▶ [RECORDS FOR THIS TASK]:
— begin —

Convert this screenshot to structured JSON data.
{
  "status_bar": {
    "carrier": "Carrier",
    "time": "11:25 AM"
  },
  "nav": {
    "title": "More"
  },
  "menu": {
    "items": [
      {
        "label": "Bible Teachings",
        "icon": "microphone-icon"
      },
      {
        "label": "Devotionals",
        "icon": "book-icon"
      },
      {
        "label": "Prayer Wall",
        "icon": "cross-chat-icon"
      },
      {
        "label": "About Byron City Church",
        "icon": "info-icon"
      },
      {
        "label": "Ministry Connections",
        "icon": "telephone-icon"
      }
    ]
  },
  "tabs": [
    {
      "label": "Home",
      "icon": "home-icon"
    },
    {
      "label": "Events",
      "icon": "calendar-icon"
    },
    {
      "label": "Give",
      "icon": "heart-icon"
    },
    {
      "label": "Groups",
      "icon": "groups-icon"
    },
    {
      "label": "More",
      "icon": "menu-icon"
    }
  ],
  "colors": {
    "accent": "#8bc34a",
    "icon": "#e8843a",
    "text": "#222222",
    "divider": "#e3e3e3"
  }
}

— end —

Repeat every entry exactly, please.

▶ [RESULT OF THIS TASK]:
Convert this screenshot to structured JSON data.
{
  "status_bar": {
    "carrier": "Carrier",
    "time": "11:25 AM"
  },
  "nav": {
    "title": "More"
  },
  "menu": {
    "items": [
      {
        "label": "Bible Teachings",
        "icon": "microphone-icon"
      },
      {
        "label": "Devotionals",
        "icon": "book-icon"
      },
      {
        "label": "Prayer Wall",
        "icon": "cross-chat-icon"
      },
      {
        "label": "About Byron City Church",
        "icon": "info-icon"
      },
      {
        "label": "Ministry Connections",
        "icon": "telephone-icon"
      }
    ]
  },
  "tabs": [
    {
      "label": "Home",
      "icon": "home-icon"
    },
    {
      "label": "Events",
      "icon": "calendar-icon"
    },
    {
      "label": "Give",
      "icon": "heart-icon"
    },
    {
      "label": "Groups",
      "icon": "groups-icon"
    },
    {
      "label": "More",
      "icon": "menu-icon"
    }
  ],
  "colors": {
    "accent": "#8bc34a",
    "icon": "#e8843a",
    "text": "#222222",
    "divider": "#e3e3e3"
  }
}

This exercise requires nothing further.